Source data:
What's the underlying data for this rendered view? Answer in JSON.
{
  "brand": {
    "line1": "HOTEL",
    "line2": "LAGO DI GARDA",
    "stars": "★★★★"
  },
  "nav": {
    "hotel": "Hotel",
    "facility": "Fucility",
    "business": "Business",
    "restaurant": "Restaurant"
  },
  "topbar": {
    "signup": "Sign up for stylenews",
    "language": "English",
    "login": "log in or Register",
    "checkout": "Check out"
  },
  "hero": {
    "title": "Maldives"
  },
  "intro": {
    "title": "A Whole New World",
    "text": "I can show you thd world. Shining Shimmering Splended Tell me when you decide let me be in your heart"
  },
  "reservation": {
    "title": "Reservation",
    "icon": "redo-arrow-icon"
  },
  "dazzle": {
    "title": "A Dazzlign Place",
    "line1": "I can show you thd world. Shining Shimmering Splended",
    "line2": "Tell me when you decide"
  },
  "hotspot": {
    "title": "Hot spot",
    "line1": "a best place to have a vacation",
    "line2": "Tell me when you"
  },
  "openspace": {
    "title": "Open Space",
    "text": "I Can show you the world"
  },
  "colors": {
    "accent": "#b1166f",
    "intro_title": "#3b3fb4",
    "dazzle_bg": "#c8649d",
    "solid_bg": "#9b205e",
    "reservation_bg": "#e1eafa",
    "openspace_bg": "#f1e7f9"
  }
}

■ **Given instruction**:
Extract all of the data shown above without alteration.

■ **Final result**:
What's the underlying data for this rendered view? Answer in JSON.
{
  "brand": {
    "line1": "HOTEL",
    "line2": "LAGO DI GARDA",
    "stars": "★★★★"
  },
  "nav": {
    "hotel": "Hotel",
    "facility": "Fucility",
    "business": "Business",
    "restaurant": "Restaurant"
  },
  "topbar": {
    "signup": "Sign up for stylenews",
    "language": "English",
    "login": "log in or Register",
    "checkout": "Check out"
  },
  "hero": {
    "title": "Maldives"
  },
  "intro": {
    "title": "A Whole New World",
    "text": "I can show you thd world. Shining Shimmering Splended Tell me when you decide let me be in your heart"
  },
  "reservation": {
    "title": "Reservation",
    "icon": "redo-arrow-icon"
  },
  "dazzle": {
    "title": "A Dazzlign Place",
    "line1": "I can show you thd world. Shining Shimmering Splended",
    "line2": "Tell me when you decide"
  },
  "hotspot": {
    "title": "Hot spot",
    "line1": "a best place to have a vacation",
    "line2": "Tell me when you"
  },
  "openspace": {
    "title": "Open Space",
    "text": "I Can show you the world"
  },
  "colors": {
    "accent": "#b1166f",
    "intro_title": "#3b3fb4",
    "dazzle_bg": "#c8649d",
    "solid_bg": "#9b205e",
    "reservation_bg": "#e1eafa",
    "openspace_bg": "#f1e7f9"
  }
}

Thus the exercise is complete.